Start of ROWS

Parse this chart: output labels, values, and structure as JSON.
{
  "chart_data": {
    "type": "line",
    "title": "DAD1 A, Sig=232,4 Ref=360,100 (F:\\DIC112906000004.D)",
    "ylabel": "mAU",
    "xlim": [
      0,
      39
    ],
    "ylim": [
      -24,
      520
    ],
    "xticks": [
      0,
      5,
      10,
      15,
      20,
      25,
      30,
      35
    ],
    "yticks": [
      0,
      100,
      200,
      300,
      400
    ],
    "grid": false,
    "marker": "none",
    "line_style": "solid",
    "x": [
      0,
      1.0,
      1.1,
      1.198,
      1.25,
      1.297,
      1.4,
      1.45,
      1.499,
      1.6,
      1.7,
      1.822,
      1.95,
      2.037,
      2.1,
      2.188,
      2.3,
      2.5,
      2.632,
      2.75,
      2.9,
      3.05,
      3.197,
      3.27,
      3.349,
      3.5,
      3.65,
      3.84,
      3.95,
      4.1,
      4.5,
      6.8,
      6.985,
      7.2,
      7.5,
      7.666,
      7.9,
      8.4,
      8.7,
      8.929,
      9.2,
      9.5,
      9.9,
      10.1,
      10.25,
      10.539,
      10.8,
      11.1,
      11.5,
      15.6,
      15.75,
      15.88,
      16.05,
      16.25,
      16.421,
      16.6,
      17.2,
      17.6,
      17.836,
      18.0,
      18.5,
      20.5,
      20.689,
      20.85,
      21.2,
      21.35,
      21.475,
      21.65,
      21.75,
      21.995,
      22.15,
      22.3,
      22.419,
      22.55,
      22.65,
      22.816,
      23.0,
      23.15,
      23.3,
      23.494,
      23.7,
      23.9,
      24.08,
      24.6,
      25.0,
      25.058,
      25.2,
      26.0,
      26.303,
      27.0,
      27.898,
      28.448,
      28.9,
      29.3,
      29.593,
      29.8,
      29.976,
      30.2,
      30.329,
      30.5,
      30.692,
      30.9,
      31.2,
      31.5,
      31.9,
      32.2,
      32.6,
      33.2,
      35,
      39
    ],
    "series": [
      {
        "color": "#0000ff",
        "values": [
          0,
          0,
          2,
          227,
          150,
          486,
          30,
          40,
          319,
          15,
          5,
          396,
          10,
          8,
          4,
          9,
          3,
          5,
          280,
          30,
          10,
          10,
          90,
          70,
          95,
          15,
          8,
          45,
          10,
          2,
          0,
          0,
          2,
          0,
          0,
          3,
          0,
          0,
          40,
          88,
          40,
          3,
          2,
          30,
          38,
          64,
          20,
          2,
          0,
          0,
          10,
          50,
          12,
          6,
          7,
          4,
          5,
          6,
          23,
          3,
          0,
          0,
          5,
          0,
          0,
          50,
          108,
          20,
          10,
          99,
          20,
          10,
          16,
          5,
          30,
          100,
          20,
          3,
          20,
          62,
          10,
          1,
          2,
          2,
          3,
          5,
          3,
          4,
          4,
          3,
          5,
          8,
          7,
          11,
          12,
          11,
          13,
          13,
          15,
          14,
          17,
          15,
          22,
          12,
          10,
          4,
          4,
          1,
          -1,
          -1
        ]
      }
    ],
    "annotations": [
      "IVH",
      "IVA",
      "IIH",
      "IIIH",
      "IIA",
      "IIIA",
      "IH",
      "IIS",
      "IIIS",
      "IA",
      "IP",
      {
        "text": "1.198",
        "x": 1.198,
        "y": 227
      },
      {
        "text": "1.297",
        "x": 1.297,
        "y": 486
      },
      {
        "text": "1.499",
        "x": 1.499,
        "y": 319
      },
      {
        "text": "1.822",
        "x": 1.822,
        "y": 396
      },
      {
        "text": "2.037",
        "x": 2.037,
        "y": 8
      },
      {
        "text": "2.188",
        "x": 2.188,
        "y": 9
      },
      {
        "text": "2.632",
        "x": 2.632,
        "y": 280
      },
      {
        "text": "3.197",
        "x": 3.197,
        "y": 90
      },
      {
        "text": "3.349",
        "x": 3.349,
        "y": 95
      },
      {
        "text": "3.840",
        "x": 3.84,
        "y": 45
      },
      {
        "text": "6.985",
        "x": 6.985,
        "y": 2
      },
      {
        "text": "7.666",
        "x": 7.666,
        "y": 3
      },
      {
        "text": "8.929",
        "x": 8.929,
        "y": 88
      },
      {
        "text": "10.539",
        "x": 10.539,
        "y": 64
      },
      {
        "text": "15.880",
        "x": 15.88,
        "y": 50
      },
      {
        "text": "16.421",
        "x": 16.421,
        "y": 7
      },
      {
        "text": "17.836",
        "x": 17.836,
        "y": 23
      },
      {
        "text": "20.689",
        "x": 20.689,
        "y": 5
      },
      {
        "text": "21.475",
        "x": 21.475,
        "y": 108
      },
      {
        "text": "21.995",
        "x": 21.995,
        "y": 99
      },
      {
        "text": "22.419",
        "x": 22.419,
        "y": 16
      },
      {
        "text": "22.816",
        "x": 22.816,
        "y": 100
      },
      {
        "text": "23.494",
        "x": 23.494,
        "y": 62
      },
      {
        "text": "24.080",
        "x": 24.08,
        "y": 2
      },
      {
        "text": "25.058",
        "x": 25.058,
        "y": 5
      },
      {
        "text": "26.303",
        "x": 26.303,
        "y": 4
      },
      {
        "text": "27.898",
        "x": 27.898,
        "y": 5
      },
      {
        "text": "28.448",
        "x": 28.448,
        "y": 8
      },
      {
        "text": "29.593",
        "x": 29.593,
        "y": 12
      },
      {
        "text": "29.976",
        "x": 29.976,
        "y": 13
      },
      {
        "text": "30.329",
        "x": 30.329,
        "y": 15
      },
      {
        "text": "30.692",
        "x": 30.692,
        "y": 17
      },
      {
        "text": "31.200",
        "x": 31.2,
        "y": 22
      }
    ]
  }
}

End of ROWS

▶ WHAT IS EXPECTED:
Write out each line of the data above again, exactly as given.

▶ SOLUTION TO THIS EXERCISE:
Parse this chart: output labels, values, and structure as JSON.
{
  "chart_data": {
    "type": "line",
    "title": "DAD1 A, Sig=232,4 Ref=360,100 (F:\\DIC112906000004.D)",
    "ylabel": "mAU",
    "xlim": [
      0,
      39
    ],
    "ylim": [
      -24,
      520
    ],
    "xticks": [
      0,
      5,
      10,
      15,
      20,
      25,
      30,
      35
    ],
    "yticks": [
      0,
      100,
      200,
      300,
      400
    ],
    "grid": false,
    "marker": "none",
    "line_style": "solid",
    "x": [
      0,
      1.0,
      1.1,
      1.198,
      1.25,
      1.297,
      1.4,
      1.45,
      1.499,
      1.6,
      1.7,
      1.822,
      1.95,
      2.037,
      2.1,
      2.188,
      2.3,
      2.5,
      2.632,
      2.75,
      2.9,
      3.05,
      3.197,
      3.27,
      3.349,
      3.5,
      3.65,
      3.84,
      3.95,
      4.1,
      4.5,
      6.8,
      6.985,
      7.2,
      7.5,
      7.666,
      7.9,
      8.4,
      8.7,
      8.929,
      9.2,
      9.5,
      9.9,
      10.1,
      10.25,
      10.539,
      10.8,
      11.1,
      11.5,
      15.6,
      15.75,
      15.88,
      16.05,
      16.25,
      16.421,
      16.6,
      17.2,
      17.6,
      17.836,
      18.0,
      18.5,
      20.5,
      20.689,
      20.85,
      21.2,
      21.35,
      21.475,
      21.65,
      21.75,
      21.995,
      22.15,
      22.3,
      22.419,
      22.55,
      22.65,
      22.816,
      23.0,
      23.15,
      23.3,
      23.494,
      23.7,
      23.9,
      24.08,
      24.6,
      25.0,
      25.058,
      25.2,
      26.0,
      26.303,
      27.0,
      27.898,
      28.448,
      28.9,
      29.3,
      29.593,
      29.8,
      29.976,
      30.2,
      30.329,
      30.5,
      30.692,
      30.9,
      31.2,
      31.5,
      31.9,
      32.2,
      32.6,
      33.2,
      35,
      39
    ],
    "series": [
      {
        "color": "#0000ff",
        "values": [
          0,
          0,
          2,
          227,
          150,
          486,
          30,
          40,
          319,
          15,
          5,
          396,
          10,
          8,
          4,
          9,
          3,
          5,
          280,
          30,
          10,
          10,
          90,
          70,
          95,
          15,
          8,
          45,
          10,
          2,
          0,
          0,
          2,
          0,
          0,
          3,
          0,
          0,
          40,
          88,
          40,
          3,
          2,
          30,
          38,
          64,
          20,
          2,
          0,
          0,
          10,
          50,
          12,
          6,
          7,
          4,
          5,
          6,
          23,
          3,
          0,
          0,
          5,
          0,
          0,
          50,
          108,
          20,
          10,
          99,
          20,
          10,
          16,
          5,
          30,
          100,
          20,
          3,
          20,
          62,
          10,
          1,
          2,
          2,
          3,
          5,
          3,
          4,
          4,
          3,
          5,
          8,
          7,
          11,
          12,
          11,
          13,
          13,
          15,
          14,
          17,
          15,
          22,
          12,
          10,
          4,
          4,
          1,
          -1,
          -1
        ]
      }
    ],
    "annotations": [
      "IVH",
      "IVA",
      "IIH",
      "IIIH",
      "IIA",
      "IIIA",
      "IH",
      "IIS",
      "IIIS",
      "IA",
      "IP",
      {
        "text": "1.198",
        "x": 1.198,
        "y": 227
      },
      {
        "text": "1.297",
        "x": 1.297,
        "y": 486
      },
      {
        "text": "1.499",
        "x": 1.499,
        "y": 319
      },
      {
        "text": "1.822",
        "x": 1.822,
        "y": 396
      },
      {
        "text": "2.037",
        "x": 2.037,
        "y": 8
      },
      {
        "text": "2.188",
        "x": 2.188,
        "y": 9
      },
      {
        "text": "2.632",
        "x": 2.632,
        "y": 280
      },
      {
        "text": "3.197",
        "x": 3.197,
        "y": 90
      },
      {
        "text": "3.349",
        "x": 3.349,
        "y": 95
      },
      {
        "text": "3.840",
        "x": 3.84,
        "y": 45
      },
      {
        "text": "6.985",
        "x": 6.985,
        "y": 2
      },
      {
        "text": "7.666",
        "x": 7.666,
        "y": 3
      },
      {
        "text": "8.929",
        "x": 8.929,
        "y": 88
      },
      {
        "text": "10.539",
        "x": 10.539,
        "y": 64
      },
      {
        "text": "15.880",
        "x": 15.88,
        "y": 50
      },
      {
        "text": "16.421",
        "x": 16.421,
        "y": 7
      },
      {
        "text": "17.836",
        "x": 17.836,
        "y": 23
      },
      {
        "text": "20.689",
        "x": 20.689,
        "y": 5
      },
      {
        "text": "21.475",
        "x": 21.475,
        "y": 108
      },
      {
        "text": "21.995",
        "x": 21.995,
        "y": 99
      },
      {
        "text": "22.419",
        "x": 22.419,
        "y": 16
      },
      {
        "text": "22.816",
        "x": 22.816,
        "y": 100
      },
      {
        "text": "23.494",
        "x": 23.494,
        "y": 62
      },
      {
        "text": "24.080",
        "x": 24.08,
        "y": 2
      },
      {
        "text": "25.058",
        "x": 25.058,
        "y": 5
      },
      {
        "text": "26.303",
        "x": 26.303,
        "y": 4
      },
      {
        "text": "27.898",
        "x": 27.898,
        "y": 5
      },
      {
        "text": "28.448",
        "x": 28.448,
        "y": 8
      },
      {
        "text": "29.593",
        "x": 29.593,
        "y": 12
      },
      {
        "text": "29.976",
        "x": 29.976,
        "y": 13
      },
      {
        "text": "30.329",
        "x": 30.329,
        "y": 15
      },
      {
        "text": "30.692",
        "x": 30.692,
        "y": 17
      },
      {
        "text": "31.200",
        "x": 31.2,
        "y": 22
      }
    ]
  }
}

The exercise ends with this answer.